[start]

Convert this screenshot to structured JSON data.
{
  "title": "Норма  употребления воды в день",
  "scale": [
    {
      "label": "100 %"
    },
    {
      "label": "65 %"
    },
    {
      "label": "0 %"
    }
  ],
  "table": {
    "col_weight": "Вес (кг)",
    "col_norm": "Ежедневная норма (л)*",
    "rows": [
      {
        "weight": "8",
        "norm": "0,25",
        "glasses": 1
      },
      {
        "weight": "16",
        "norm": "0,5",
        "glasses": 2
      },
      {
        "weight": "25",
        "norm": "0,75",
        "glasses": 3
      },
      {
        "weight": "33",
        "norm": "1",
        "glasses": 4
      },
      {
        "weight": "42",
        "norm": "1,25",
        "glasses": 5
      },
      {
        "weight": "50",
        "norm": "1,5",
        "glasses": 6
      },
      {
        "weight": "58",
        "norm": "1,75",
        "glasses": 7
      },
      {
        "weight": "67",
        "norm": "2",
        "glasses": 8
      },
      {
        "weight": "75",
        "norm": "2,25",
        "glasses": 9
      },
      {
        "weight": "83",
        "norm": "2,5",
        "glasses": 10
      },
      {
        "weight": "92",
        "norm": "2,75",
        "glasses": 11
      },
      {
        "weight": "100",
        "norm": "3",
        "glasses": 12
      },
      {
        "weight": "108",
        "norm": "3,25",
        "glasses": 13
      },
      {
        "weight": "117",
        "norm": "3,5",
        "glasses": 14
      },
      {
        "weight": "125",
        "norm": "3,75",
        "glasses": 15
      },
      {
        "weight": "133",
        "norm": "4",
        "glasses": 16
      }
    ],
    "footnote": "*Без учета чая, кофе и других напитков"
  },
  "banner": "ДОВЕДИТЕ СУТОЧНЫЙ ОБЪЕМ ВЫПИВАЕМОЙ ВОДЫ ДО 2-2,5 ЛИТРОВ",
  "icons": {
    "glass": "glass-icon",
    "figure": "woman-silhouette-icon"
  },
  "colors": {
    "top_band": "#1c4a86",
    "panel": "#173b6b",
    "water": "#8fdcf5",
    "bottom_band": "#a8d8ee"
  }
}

[end]

▶ Your instructions: Quote the whole listing above, leaving nothing out.

▶ Result for this exercise:
Convert this screenshot to structured JSON data.
{
  "title": "Норма  употребления воды в день",
  "scale": [
    {
      "label": "100 %"
    },
    {
      "label": "65 %"
    },
    {
      "label": "0 %"
    }
  ],
  "table": {
    "col_weight": "Вес (кг)",
    "col_norm": "Ежедневная норма (л)*",
    "rows": [
      {
        "weight": "8",
        "norm": "0,25",
        "glasses": 1
      },
      {
        "weight": "16",
        "norm": "0,5",
        "glasses": 2
      },
      {
        "weight": "25",
        "norm": "0,75",
        "glasses": 3
      },
      {
        "weight": "33",
        "norm": "1",
        "glasses": 4
      },
      {
        "weight": "42",
        "norm": "1,25",
        "glasses": 5
      },
      {
        "weight": "50",
        "norm": "1,5",
        "glasses": 6
      },
      {
        "weight": "58",
        "norm": "1,75",
        "glasses": 7
      },
      {
        "weight": "67",
        "norm": "2",
        "glasses": 8
      },
      {
        "weight": "75",
        "norm": "2,25",
        "glasses": 9
      },
      {
        "weight": "83",
        "norm": "2,5",
        "glasses": 10
      },
      {
        "weight": "92",
        "norm": "2,75",
        "glasses": 11
      },
      {
        "weight": "100",
        "norm": "3",
        "glasses": 12
      },
      {
        "weight": "108",
        "norm": "3,25",
        "glasses": 13
      },
      {
        "weight": "117",
        "norm": "3,5",
        "glasses": 14
      },
      {
        "weight": "125",
        "norm": "3,75",
        "glasses": 15
      },
      {
        "weight": "133",
        "norm": "4",
        "glasses": 16
      }
    ],
    "footnote": "*Без учета чая, кофе и других напитков"
  },
  "banner": "ДОВЕДИТЕ СУТОЧНЫЙ ОБЪЕМ ВЫПИВАЕМОЙ ВОДЫ ДО 2-2,5 ЛИТРОВ",
  "icons": {
    "glass": "glass-icon",
    "figure": "woman-silhouette-icon"
  },
  "colors": {
    "top_band": "#1c4a86",
    "panel": "#173b6b",
    "water": "#8fdcf5",
    "bottom_band": "#a8d8ee"
  }
}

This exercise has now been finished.